» **Exercise brief**: Look through the listing below and work out how many of its lines hold the word "acceso". Give only the number.

» **Information supplied**:
════

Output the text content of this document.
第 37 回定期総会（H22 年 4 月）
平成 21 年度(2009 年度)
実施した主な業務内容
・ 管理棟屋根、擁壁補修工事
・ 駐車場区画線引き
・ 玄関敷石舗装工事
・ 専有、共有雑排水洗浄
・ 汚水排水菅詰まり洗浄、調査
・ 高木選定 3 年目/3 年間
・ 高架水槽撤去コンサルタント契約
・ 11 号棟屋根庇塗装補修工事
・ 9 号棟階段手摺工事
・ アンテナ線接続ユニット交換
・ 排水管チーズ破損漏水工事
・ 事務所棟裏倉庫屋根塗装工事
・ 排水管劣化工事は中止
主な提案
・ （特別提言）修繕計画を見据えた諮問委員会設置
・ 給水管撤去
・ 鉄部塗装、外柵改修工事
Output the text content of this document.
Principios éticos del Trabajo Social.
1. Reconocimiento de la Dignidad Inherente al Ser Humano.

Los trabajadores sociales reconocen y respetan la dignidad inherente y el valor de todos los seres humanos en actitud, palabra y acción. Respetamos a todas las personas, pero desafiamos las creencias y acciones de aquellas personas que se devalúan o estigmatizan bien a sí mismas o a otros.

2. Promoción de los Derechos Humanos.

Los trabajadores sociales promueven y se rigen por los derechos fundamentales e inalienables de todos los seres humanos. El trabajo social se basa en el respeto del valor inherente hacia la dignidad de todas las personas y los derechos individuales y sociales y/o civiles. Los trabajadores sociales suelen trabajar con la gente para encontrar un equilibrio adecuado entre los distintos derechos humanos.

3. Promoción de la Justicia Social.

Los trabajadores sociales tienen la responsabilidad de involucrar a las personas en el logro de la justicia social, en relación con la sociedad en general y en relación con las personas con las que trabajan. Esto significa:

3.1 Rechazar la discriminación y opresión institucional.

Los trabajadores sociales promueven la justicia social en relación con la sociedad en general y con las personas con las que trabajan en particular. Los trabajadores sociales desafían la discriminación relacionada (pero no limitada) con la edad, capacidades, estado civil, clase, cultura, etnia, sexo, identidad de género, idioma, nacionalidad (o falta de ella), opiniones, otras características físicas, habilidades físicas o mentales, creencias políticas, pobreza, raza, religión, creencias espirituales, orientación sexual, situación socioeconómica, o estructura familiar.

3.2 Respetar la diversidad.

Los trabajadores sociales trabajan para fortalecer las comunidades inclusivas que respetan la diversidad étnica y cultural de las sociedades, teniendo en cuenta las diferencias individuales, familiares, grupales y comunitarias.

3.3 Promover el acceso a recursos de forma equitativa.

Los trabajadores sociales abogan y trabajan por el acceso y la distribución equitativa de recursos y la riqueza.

════

» **Solution**: 2